**Exercise**
Each line of the material must be returned exactly.

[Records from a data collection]

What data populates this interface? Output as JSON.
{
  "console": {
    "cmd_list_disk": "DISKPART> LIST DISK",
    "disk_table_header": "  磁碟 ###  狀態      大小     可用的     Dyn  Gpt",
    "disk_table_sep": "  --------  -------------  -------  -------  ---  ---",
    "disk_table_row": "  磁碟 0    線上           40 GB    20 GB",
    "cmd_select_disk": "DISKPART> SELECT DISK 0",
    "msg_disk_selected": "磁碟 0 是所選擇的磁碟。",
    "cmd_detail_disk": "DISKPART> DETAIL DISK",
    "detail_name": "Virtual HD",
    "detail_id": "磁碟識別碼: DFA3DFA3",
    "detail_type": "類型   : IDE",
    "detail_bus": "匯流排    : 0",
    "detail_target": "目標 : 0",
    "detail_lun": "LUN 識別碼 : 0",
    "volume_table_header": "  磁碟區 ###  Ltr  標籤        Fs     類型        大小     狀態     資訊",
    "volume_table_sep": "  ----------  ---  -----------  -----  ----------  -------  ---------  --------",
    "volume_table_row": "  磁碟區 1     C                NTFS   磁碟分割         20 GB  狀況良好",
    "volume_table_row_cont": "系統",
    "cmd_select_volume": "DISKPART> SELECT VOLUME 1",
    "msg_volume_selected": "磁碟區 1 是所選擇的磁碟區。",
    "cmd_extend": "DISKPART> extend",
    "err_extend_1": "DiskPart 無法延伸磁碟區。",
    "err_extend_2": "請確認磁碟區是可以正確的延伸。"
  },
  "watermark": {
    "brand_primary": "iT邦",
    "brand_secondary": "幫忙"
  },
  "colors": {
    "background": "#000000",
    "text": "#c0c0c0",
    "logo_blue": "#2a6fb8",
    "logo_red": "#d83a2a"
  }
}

**Problem solution**
What data populates this interface? Output as JSON.
{
  "console": {
    "cmd_list_disk": "DISKPART> LIST DISK",
    "disk_table_header": "  磁碟 ###  狀態      大小     可用的     Dyn  Gpt",
    "disk_table_sep": "  --------  -------------  -------  -------  ---  ---",
    "disk_table_row": "  磁碟 0    線上           40 GB    20 GB",
    "cmd_select_disk": "DISKPART> SELECT DISK 0",
    "msg_disk_selected": "磁碟 0 是所選擇的磁碟。",
    "cmd_detail_disk": "DISKPART> DETAIL DISK",
    "detail_name": "Virtual HD",
    "detail_id": "磁碟識別碼: DFA3DFA3",
    "detail_type": "類型   : IDE",
    "detail_bus": "匯流排    : 0",
    "detail_target": "目標 : 0",
    "detail_lun": "LUN 識別碼 : 0",
    "volume_table_header": "  磁碟區 ###  Ltr  標籤        Fs     類型        大小     狀態     資訊",
    "volume_table_sep": "  ----------  ---  -----------  -----  ----------  -------  ---------  --------",
    "volume_table_row": "  磁碟區 1     C                NTFS   磁碟分割         20 GB  狀況良好",
    "volume_table_row_cont": "系統",
    "cmd_select_volume": "DISKPART> SELECT VOLUME 1",
    "msg_volume_selected": "磁碟區 1 是所選擇的磁碟區。",
    "cmd_extend": "DISKPART> extend",
    "err_extend_1": "DiskPart 無法延伸磁碟區。",
    "err_extend_2": "請確認磁碟區是可以正確的延伸。"
  },
  "watermark": {
    "brand_primary": "iT邦",
    "brand_secondary": "幫忙"
  },
  "colors": {
    "background": "#000000",
    "text": "#c0c0c0",
    "logo_blue": "#2a6fb8",
    "logo_red": "#d83a2a"
  }
}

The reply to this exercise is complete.